╭─ TEXTO FUENTE

Obra de Bob Bartlett |
Ayer se celebró el Día
Internacional de la Eliminación de la Violencia de Género. El motivo subyacente
de esta violencia es que muchos hombres no conciben que las mujeres puedan
adoptar decisiones por sí mismas, que se desplieguen como entidades autónomas
con capacidad de depositarse en acciones y fines elegidos sin su aquiescencia.
Recuerdo mi definición de violencia para unos antiguos manuales universitarios:
«Violencia es todo acto encaminado a doblegar la voluntad de un tercero sin el
concurso del diálogo con el fin de perjudicarle». Violencia es no aceptar que
una mujer pueda elegir libremente, y en tanto que esta unilateralidad no se
transige se la agrede o se conmina con agredirla, o con hacerle daño a través de
la poco enfatizada violencia vicaria. En su último artículo de su admirable
blog, el profesor Fernando Broncano habla de estas violencias como miedo a la
libertad, miedo a la autonomía del otro, en este caso de un otro mujer. No es
por tanto un problema de las mujeres, sino de los hombres y nuestras prácticas
patriarcales, que afectan tan gravemente a las mujeres que incluso son
asesinadas. Escribo esto porque es inusual poner el foco en los hombres, que
son los victimarios, y sin embargo es frecuente no quitarlo de las mujeres, que
son las víctimas. Este viraje para centrar el problema en quien realmente lo
tiene lo leí en una pancarta en una de las manifestaciones que se celebraron
ayer: «La escolta a él, que es al que hay que vigilar».

╰─
╭─ LÍNEAS DE DATOS

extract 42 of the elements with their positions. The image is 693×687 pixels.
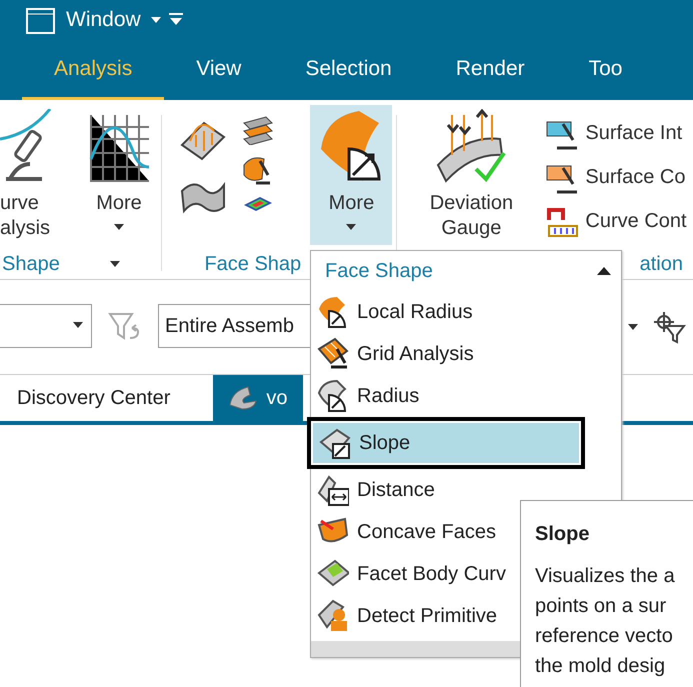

╰─
╭─ LÍNEAS DE DATOS

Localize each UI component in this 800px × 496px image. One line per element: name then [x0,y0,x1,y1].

╰─

LAS TAREAS:
1. Responde con datos del texto sobre la violencia de género:
(a) ¿Qué día internacional se celebró ayer?
(b) ¿Quién describe estas violencias en su blog como miedo a la libertad?
(c) ¿Dónde aparecía la frase «La escolta a él, que es al que hay que vigilar»?
2. Devuelve sin cambios el fragmento del texto sobre la violencia de género que comienza en las palabras "Obra de Bob" y se detiene después de "sin su aquiescencia.".
3. Prolonga el texto sobre la violencia de género a partir de su última frase.

RESPUESTAS:
1.
(a) El Día Internacional de la Eliminación de la Violencia de Género.
(b) El profesor Fernando Broncano.
(c) En una pancarta, en una de las manifestaciones que se celebraron ayer.

2.
Obra de Bob Bartlett |
Ayer se celebró el Día
Internacional de la Eliminación de la Violencia de Género. El motivo subyacente
de esta violencia es que muchos hombres no conciben que las mujeres puedan
adoptar decisiones por sí mismas, que se desplieguen como entidades autónomas
con capacidad de depositarse en acciones y fines elegidos sin su aquiescencia.

3.
Kant afirmaba que el amor es
hacer propios los fines del otro, una definición preciosa que permite entender
cómo en el amor aparece el cuidado, el reconocimiento, la admiración, el
afecto, la complicidad, la confianza, todo lo que la acción machista
fractura. La violencia machista intenta quebrantar la autonomía de la mujer, dejarla sin fines para convertirla en un medio para los suyos. Es
sencillo colegir que el mayor acto en contra del amor es el acto violento. En
la violencia no se celebra la voluntad del otro, aquello por lo que los seres
humanos nos hemos dado el valor intrínseco y común de la dignidad. Respetar esa
voluntad es respetar la humanidad que hay en el otro y a la humanidad de la que
formamos parte. Recuerdo una conferencia que pronuncié hace dos años en la
facultad de Educación de la universidad de Santiago de Compostela. Estaba
reflexionando sobre cómo los seres humanos hemos inventado procedimientos que
posibiliten el entendimiento sin necesidad de agredirnos, y que esos hallazgos
compelidos por una vocación humanizadora son triunfos de la inteligencia sobre
la fuerza (que es como se titula mi último ensayo).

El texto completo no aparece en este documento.